## WORK ORDER:
Beneath this task are records; count how many lines include the string "England" and answer with that number alone.

*-*-*

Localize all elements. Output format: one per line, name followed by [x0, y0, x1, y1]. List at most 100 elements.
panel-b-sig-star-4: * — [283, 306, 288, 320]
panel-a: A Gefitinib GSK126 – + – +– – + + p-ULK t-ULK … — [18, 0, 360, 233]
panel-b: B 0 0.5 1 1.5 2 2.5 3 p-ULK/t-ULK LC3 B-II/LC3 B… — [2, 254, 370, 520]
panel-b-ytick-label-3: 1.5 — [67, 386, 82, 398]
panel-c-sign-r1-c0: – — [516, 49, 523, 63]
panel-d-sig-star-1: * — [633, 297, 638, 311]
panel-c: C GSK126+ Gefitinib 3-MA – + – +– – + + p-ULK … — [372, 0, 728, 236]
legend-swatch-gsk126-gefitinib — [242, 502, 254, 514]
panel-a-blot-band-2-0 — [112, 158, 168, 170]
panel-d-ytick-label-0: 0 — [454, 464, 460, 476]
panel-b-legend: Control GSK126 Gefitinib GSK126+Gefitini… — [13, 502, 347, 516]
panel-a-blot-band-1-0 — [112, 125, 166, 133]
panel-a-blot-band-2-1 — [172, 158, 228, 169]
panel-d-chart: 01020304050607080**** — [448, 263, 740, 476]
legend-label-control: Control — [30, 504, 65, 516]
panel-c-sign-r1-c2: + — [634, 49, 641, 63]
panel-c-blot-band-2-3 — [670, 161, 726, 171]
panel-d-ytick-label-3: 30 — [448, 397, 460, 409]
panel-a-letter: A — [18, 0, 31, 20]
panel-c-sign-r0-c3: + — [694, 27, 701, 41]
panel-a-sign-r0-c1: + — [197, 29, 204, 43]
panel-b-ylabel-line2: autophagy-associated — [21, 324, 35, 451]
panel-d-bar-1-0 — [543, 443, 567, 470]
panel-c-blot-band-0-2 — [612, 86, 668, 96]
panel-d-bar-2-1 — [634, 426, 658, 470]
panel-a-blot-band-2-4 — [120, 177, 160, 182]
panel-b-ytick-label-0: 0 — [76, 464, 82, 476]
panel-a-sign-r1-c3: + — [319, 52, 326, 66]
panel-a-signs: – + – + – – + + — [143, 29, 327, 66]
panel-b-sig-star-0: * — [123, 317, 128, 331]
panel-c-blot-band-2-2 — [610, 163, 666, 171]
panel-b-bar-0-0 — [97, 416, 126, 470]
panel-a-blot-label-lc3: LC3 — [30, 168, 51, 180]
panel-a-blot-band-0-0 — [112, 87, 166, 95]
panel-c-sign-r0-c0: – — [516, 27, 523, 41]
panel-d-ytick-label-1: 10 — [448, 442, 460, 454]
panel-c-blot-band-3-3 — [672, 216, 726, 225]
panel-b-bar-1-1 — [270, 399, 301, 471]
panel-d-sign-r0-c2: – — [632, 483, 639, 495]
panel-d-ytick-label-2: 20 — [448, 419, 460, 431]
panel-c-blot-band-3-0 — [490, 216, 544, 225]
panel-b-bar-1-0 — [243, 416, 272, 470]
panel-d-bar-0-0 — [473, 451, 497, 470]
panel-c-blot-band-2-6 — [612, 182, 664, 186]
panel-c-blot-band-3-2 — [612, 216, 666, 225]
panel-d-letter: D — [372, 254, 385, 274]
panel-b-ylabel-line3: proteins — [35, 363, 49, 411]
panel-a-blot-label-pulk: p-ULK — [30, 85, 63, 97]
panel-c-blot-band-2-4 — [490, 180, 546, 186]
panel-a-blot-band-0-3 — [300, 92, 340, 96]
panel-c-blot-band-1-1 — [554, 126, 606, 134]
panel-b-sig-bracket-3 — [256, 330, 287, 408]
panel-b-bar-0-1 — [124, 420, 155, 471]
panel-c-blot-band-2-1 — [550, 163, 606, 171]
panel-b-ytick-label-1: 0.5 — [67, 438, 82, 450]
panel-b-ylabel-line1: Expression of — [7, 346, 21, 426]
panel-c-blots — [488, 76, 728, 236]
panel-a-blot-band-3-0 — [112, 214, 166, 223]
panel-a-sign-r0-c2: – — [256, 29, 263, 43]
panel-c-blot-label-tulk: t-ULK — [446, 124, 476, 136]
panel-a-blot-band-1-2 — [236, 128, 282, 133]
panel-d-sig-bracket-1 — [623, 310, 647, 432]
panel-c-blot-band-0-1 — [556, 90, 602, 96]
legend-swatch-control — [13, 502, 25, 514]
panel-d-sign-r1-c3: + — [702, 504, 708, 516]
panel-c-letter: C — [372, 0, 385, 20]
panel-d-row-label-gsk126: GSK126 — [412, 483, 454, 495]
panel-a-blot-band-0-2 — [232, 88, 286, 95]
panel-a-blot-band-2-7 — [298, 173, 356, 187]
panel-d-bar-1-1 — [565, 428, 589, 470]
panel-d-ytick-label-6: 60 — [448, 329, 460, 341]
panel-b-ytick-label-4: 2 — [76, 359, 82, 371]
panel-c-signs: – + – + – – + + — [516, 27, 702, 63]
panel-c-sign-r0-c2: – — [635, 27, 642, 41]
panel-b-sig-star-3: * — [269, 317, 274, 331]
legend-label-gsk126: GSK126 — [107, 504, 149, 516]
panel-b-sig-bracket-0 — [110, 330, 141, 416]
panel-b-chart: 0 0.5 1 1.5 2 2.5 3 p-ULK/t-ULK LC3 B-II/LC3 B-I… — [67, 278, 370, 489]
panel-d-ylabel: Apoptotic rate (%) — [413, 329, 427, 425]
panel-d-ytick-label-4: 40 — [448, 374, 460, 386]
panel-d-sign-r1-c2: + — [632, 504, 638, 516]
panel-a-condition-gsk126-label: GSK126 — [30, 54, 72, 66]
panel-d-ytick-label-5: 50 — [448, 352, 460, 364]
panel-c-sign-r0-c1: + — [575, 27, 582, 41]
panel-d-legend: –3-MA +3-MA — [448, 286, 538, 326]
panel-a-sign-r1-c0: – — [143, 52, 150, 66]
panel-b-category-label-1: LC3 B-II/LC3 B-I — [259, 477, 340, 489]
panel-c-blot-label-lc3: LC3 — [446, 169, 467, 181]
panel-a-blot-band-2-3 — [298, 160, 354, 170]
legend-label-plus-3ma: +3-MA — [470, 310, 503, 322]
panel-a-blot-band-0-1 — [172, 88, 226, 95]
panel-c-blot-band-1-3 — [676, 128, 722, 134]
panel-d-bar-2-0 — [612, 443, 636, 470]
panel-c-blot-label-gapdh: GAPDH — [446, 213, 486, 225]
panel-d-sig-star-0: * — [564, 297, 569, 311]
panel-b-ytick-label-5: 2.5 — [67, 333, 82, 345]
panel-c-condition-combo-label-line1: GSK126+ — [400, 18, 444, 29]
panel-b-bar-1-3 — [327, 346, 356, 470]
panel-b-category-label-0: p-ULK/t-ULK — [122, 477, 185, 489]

*-*-*

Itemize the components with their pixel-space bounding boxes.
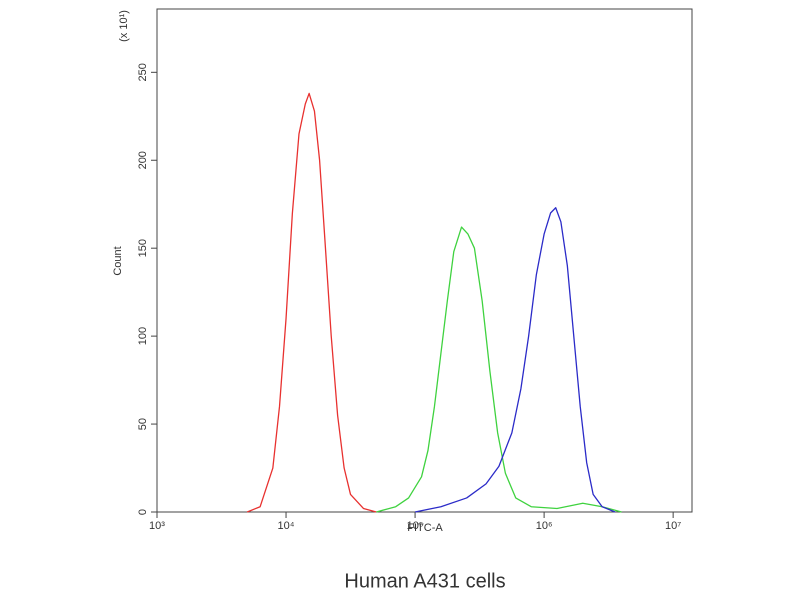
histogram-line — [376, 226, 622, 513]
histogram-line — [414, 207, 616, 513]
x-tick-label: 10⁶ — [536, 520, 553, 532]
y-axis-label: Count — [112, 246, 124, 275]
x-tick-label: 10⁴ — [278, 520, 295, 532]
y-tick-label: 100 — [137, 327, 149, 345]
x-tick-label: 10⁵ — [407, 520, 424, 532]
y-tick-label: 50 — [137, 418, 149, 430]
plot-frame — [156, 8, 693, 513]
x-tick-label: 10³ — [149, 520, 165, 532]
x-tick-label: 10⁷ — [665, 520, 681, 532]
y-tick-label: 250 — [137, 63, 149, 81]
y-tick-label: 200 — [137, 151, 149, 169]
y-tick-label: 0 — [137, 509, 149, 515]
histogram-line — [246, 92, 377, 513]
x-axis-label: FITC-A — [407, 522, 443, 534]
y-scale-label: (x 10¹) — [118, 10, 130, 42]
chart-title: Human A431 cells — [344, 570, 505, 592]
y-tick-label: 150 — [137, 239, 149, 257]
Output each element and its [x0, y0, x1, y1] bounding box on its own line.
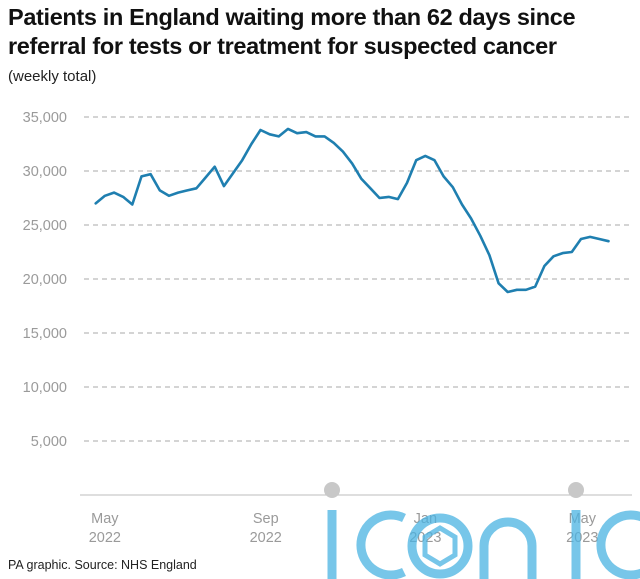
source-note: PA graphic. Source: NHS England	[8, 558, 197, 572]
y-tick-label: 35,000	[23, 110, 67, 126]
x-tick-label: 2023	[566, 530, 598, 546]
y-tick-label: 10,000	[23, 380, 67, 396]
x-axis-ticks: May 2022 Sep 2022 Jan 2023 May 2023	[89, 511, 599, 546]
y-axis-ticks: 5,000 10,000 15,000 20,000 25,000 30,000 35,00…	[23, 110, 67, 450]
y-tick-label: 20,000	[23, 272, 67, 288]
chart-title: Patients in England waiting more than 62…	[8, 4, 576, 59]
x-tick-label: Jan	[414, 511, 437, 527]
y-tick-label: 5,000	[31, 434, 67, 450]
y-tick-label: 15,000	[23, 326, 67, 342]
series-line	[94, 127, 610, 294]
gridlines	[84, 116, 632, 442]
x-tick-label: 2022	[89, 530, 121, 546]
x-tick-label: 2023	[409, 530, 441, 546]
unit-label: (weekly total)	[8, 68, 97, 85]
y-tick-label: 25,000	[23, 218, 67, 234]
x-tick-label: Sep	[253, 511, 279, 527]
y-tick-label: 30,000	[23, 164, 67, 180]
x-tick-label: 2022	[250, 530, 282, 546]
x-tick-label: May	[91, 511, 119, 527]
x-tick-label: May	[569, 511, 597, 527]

*-*-*

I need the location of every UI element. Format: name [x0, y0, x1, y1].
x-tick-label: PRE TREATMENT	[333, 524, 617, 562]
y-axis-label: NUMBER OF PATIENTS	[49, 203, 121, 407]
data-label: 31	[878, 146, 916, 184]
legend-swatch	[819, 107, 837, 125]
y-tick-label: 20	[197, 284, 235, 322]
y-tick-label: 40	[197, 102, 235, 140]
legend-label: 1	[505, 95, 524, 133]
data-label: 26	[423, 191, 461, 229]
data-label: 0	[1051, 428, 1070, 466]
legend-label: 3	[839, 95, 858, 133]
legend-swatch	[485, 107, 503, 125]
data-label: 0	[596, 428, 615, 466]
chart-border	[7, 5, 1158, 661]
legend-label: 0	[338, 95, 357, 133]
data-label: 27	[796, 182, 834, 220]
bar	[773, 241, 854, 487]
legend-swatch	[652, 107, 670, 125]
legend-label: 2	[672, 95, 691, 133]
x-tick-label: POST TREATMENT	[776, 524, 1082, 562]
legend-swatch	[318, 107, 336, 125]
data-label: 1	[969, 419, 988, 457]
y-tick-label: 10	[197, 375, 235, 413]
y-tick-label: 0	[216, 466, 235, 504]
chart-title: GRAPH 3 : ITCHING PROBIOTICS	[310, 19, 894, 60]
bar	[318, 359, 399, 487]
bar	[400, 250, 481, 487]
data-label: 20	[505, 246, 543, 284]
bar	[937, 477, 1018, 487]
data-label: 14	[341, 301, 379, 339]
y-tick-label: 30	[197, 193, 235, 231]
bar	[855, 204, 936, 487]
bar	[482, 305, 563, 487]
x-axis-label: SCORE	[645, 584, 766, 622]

*-*-*

## SOLUTION FOR THIS PROBLEM:
2